§ **To do**
From the entries below, pull out each line where "superior" appears.

═══ Recorded information

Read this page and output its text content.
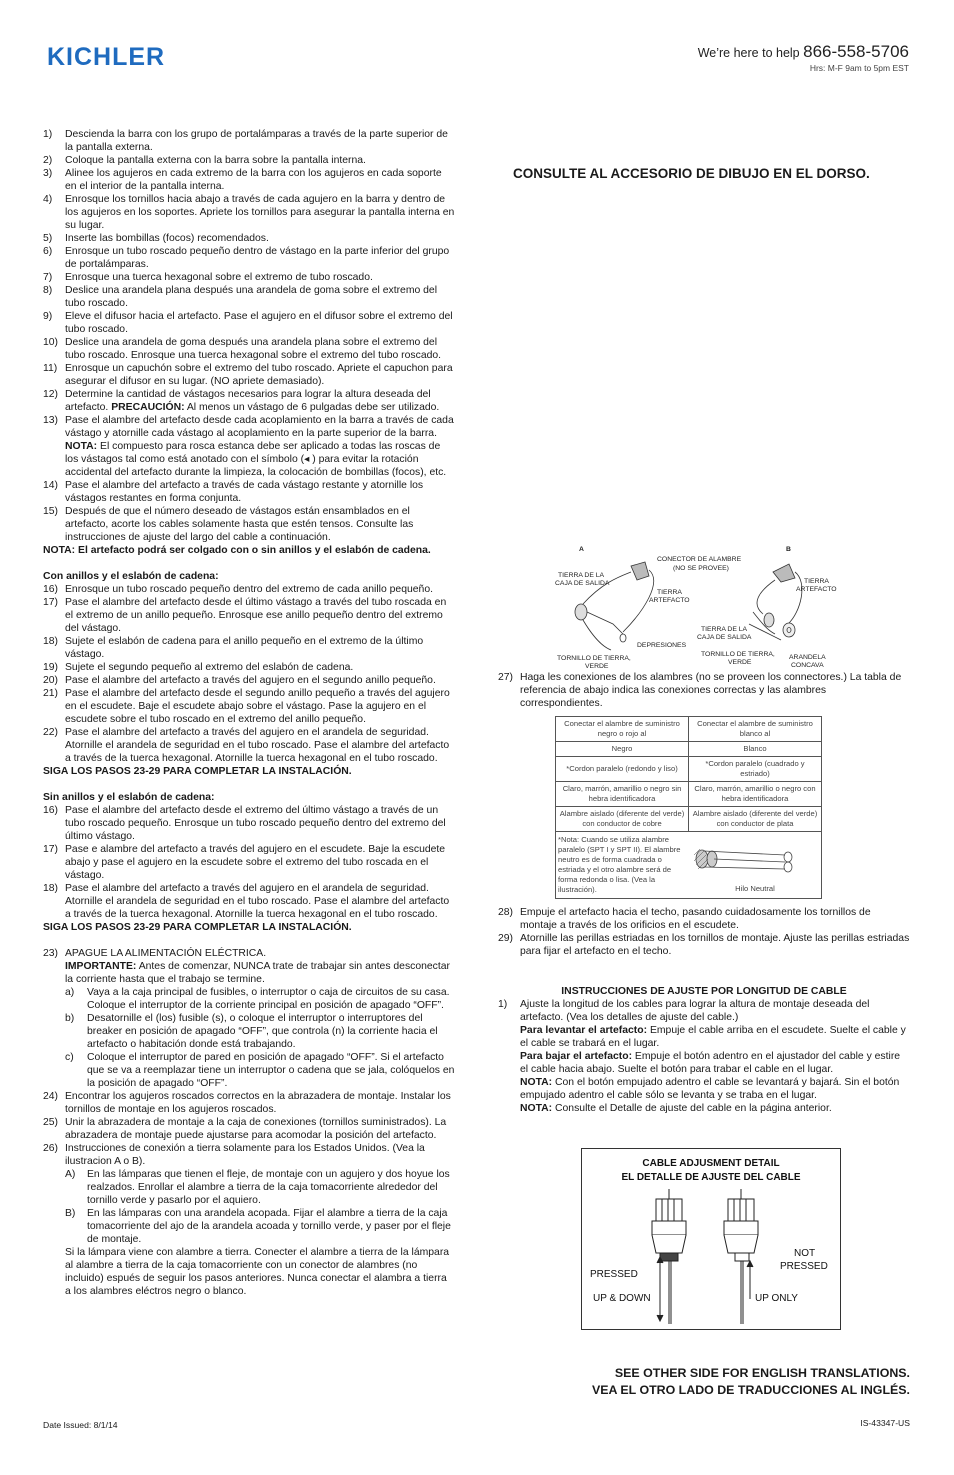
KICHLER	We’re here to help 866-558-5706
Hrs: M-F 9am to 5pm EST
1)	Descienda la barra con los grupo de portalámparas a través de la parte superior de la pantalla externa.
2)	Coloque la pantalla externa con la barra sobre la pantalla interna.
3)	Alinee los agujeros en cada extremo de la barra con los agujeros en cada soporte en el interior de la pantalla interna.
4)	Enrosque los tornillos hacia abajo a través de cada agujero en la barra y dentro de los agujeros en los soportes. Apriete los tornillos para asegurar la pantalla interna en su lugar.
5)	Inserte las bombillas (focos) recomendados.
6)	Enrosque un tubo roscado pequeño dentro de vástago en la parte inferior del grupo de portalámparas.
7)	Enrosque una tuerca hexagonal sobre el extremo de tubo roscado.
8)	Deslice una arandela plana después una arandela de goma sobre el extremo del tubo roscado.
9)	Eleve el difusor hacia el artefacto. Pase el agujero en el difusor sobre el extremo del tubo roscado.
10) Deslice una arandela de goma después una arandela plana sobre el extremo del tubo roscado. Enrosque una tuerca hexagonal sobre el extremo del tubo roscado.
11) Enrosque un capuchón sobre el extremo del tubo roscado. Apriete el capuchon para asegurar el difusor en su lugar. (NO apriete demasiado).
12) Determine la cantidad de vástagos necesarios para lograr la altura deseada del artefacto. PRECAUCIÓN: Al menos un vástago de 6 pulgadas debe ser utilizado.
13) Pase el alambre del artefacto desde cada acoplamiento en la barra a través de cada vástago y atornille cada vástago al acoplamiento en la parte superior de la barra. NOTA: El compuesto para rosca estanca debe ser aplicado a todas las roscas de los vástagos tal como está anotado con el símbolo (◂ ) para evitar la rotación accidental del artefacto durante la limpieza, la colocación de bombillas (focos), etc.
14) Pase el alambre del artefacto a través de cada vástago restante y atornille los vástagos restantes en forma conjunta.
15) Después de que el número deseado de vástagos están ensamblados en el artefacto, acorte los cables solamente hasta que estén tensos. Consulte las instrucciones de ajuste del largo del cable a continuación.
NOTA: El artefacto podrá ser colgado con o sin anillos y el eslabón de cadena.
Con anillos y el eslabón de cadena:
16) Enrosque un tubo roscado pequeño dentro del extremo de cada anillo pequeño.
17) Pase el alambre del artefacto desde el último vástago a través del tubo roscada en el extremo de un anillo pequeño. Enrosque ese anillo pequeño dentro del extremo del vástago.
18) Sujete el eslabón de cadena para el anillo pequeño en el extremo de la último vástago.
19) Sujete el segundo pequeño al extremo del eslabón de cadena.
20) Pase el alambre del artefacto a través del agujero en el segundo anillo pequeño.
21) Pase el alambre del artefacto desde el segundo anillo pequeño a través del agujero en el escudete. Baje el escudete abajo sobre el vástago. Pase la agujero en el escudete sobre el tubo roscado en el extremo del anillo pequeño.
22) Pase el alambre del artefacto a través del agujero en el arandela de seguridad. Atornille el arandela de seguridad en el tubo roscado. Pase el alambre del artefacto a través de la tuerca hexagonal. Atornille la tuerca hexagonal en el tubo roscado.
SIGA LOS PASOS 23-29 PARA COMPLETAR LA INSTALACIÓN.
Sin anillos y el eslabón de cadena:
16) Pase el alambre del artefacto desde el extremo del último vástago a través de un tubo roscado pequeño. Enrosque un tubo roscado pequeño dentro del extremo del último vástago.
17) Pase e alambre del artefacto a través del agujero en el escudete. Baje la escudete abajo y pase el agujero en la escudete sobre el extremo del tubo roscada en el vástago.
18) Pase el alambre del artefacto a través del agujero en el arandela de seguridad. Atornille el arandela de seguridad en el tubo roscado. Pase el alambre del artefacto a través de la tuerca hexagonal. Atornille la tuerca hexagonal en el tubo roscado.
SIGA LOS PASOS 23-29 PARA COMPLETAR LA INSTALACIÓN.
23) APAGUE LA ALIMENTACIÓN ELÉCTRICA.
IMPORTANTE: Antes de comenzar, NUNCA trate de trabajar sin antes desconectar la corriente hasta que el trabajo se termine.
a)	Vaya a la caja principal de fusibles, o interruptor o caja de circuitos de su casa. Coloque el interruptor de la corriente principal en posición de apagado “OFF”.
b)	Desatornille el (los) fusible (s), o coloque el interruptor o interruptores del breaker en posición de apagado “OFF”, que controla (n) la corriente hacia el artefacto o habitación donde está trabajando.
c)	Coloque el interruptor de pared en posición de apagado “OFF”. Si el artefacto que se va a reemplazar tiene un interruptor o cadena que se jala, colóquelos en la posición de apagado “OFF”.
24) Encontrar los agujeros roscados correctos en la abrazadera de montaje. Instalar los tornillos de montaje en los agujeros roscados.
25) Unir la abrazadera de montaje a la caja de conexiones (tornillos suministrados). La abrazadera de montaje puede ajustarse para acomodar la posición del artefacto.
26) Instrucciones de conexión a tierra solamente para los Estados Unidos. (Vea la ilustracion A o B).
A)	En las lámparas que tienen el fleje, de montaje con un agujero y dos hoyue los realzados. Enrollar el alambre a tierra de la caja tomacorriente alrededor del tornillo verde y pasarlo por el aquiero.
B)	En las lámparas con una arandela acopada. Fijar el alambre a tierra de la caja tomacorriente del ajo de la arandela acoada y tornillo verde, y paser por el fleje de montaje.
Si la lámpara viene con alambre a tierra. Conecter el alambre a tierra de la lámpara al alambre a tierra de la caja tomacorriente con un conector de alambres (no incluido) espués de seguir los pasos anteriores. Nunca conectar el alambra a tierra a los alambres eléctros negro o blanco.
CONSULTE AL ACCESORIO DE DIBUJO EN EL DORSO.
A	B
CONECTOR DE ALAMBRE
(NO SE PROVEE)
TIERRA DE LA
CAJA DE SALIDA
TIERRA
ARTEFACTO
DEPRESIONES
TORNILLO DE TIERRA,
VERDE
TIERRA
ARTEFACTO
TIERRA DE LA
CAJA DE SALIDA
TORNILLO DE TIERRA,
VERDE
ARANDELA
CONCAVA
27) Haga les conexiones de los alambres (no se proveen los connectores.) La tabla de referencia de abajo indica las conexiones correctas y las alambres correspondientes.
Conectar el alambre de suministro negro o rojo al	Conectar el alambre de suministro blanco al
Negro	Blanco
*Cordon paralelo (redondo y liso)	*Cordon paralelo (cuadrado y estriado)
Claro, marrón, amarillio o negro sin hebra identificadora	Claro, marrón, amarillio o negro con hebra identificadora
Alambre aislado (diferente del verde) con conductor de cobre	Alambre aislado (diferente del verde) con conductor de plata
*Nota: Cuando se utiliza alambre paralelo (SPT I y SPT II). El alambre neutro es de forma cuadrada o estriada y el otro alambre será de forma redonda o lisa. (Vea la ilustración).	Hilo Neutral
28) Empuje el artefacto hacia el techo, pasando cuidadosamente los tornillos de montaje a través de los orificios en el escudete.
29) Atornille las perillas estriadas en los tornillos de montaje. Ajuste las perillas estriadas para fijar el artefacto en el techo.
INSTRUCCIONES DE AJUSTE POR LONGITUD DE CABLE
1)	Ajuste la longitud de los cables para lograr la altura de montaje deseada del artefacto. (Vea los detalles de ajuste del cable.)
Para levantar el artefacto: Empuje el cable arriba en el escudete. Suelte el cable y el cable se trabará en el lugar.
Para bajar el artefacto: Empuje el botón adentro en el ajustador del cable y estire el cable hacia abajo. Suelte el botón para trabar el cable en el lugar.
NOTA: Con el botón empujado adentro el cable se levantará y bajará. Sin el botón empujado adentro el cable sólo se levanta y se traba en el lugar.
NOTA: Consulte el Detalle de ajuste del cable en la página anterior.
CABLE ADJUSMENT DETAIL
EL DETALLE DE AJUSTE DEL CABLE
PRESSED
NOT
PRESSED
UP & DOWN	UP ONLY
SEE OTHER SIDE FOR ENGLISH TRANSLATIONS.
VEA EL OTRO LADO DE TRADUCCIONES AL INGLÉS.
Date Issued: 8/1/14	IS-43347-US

══════

§ **Correct response**
1)	Descienda la barra con los grupo de portalámparas a través de la parte superior de la pantalla externa.
13) Pase el alambre del artefacto desde cada acoplamiento en la barra a través de cada vástago y atornille cada vástago al acoplamiento en la parte superior de la barra. NOTA: El compuesto para rosca estanca debe ser aplicado a todas las roscas de los vástagos tal como está anotado con el símbolo (◂ ) para evitar la rotación accidental del artefacto durante la limpieza, la colocación de bombillas (focos), etc.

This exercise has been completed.